Look below. Copy each line that has "then" in it.
○ ○ ○
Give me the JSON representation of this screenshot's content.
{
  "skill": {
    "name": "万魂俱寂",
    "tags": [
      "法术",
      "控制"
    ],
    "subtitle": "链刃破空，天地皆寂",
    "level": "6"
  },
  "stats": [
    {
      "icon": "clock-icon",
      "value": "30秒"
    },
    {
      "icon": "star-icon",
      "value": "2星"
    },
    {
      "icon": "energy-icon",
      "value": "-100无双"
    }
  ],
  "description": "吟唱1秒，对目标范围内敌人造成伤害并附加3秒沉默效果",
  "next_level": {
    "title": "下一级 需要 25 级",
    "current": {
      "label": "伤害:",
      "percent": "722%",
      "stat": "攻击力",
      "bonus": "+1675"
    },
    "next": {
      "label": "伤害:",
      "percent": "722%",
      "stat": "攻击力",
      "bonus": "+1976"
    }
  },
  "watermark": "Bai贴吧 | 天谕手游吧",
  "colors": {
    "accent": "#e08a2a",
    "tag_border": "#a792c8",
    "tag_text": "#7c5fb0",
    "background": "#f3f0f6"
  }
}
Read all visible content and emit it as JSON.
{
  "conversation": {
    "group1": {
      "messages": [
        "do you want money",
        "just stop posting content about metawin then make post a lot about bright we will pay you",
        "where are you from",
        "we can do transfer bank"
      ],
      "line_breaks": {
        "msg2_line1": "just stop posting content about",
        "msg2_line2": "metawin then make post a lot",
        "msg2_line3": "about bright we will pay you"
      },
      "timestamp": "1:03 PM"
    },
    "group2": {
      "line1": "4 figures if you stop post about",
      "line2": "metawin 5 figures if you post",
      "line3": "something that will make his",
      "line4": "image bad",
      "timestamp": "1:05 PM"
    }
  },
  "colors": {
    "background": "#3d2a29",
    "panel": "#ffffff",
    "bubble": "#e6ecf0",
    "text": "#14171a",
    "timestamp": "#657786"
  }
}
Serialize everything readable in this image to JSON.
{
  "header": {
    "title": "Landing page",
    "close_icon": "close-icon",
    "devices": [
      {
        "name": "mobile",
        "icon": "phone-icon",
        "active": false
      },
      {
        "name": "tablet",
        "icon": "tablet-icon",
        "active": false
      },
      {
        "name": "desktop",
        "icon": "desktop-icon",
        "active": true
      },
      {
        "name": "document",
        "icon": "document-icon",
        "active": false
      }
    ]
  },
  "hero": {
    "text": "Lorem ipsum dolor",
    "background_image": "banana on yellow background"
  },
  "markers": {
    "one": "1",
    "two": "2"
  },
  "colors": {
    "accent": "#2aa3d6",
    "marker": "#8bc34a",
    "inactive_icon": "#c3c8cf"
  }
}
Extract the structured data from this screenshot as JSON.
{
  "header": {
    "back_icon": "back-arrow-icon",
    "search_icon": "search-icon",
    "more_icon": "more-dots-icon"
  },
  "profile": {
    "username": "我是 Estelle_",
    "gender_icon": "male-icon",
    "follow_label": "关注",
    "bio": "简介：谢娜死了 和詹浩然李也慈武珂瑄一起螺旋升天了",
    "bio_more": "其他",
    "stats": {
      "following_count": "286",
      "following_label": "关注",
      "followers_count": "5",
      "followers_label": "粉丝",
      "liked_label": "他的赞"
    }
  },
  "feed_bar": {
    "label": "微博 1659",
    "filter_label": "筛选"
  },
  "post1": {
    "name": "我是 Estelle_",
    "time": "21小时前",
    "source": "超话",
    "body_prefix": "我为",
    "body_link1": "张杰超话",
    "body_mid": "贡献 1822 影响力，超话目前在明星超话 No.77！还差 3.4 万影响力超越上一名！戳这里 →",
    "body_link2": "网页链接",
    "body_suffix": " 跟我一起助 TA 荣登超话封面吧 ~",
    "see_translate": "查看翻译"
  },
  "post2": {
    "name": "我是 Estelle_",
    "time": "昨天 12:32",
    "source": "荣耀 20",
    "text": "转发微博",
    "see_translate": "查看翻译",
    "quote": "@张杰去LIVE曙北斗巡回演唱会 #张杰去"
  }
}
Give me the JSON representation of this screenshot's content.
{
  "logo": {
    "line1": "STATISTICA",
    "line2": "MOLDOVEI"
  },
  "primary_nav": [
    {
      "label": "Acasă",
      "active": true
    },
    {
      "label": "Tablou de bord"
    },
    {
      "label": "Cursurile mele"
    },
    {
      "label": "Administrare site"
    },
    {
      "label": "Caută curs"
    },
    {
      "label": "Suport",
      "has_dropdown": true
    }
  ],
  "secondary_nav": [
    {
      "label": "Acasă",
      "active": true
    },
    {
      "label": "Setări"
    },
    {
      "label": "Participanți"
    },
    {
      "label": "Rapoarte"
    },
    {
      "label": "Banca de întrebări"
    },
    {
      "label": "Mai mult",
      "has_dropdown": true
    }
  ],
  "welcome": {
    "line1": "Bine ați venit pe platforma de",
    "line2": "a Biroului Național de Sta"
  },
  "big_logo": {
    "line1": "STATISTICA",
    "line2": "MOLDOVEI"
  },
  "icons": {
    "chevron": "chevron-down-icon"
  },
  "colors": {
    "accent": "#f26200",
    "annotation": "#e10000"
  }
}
○ ○ ○
## Completed exercise
        "just stop posting content about metawin then make post a lot about bright we will pay you",
        "msg2_line2": "metawin then make post a lot",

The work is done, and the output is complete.